## GOAL OF THE EXERCISE
Pick out all lines with the word "Lettuce" from the records that follow.

____

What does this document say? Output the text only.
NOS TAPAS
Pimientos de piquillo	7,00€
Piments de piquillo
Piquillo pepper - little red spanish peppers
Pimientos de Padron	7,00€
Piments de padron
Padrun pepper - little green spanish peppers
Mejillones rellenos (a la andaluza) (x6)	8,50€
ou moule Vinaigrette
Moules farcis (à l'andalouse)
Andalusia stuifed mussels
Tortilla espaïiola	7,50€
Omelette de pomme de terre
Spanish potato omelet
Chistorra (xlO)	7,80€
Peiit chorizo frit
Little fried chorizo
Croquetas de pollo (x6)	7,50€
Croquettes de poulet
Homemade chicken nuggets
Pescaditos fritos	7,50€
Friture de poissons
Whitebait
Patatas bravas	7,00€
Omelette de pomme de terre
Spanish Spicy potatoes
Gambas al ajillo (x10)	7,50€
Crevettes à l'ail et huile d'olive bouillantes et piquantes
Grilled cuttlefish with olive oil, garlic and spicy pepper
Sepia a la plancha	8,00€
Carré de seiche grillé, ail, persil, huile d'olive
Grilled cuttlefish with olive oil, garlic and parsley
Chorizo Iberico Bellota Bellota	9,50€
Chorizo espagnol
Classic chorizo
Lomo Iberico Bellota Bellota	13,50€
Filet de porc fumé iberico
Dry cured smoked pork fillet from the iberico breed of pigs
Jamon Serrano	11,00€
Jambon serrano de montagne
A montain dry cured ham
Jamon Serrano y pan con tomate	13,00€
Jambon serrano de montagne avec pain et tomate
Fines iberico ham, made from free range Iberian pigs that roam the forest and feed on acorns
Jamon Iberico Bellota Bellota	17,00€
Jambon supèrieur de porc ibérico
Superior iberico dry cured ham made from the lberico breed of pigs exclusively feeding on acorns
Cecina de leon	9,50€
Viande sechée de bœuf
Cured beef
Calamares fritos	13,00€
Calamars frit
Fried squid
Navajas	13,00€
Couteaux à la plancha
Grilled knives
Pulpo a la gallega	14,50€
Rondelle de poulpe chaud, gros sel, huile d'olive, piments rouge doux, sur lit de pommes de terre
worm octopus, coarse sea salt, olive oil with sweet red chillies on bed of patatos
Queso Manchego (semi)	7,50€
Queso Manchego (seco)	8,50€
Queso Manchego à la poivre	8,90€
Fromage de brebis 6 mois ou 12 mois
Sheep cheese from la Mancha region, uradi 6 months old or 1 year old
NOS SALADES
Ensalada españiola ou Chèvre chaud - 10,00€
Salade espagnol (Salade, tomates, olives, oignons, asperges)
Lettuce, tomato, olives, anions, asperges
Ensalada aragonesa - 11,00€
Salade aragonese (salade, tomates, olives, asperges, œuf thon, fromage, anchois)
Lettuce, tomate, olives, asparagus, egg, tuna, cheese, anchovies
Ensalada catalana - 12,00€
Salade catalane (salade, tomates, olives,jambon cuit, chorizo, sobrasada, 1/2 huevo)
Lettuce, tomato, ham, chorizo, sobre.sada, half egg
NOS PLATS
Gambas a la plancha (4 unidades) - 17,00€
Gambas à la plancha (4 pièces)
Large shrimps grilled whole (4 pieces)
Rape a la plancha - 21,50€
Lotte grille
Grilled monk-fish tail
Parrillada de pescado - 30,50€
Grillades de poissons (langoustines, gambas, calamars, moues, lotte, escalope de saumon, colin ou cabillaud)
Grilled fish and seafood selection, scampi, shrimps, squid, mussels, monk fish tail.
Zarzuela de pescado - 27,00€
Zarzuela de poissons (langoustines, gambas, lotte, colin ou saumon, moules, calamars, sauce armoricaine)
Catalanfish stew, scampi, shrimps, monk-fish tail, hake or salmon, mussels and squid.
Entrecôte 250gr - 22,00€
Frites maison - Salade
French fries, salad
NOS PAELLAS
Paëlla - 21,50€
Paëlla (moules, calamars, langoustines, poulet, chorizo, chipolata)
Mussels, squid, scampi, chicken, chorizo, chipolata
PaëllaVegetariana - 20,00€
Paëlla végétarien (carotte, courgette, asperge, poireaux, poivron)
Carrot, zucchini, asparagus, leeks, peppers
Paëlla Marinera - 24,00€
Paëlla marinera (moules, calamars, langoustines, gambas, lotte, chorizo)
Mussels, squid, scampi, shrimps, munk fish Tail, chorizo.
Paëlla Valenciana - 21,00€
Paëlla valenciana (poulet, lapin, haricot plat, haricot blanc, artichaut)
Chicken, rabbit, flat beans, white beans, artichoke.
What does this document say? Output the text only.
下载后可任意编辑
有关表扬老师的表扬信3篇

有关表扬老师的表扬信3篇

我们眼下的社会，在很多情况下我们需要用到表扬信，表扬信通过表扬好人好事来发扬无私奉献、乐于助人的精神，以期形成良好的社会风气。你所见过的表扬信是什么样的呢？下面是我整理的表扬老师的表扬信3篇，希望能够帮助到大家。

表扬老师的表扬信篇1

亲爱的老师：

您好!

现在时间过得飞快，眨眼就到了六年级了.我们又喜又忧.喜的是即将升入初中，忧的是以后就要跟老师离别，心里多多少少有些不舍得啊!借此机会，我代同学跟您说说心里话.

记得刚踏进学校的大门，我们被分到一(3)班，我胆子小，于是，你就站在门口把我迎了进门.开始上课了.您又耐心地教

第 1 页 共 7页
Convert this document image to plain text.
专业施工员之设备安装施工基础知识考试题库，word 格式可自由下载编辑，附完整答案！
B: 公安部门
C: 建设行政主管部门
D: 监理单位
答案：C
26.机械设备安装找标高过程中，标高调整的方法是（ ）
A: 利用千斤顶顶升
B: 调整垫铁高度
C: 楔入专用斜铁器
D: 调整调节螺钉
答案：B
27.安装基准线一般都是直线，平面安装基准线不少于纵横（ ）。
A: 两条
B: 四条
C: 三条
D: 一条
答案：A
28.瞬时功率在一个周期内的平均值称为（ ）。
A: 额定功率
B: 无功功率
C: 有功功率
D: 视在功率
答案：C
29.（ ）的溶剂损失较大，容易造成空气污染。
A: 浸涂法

____

## TASK RESULT
Lettuce, tomato, olives, anions, asperges
Lettuce, tomate, olives, asparagus, egg, tuna, cheese, anchovies
Lettuce, tomato, ham, chorizo, sobre.sada, half egg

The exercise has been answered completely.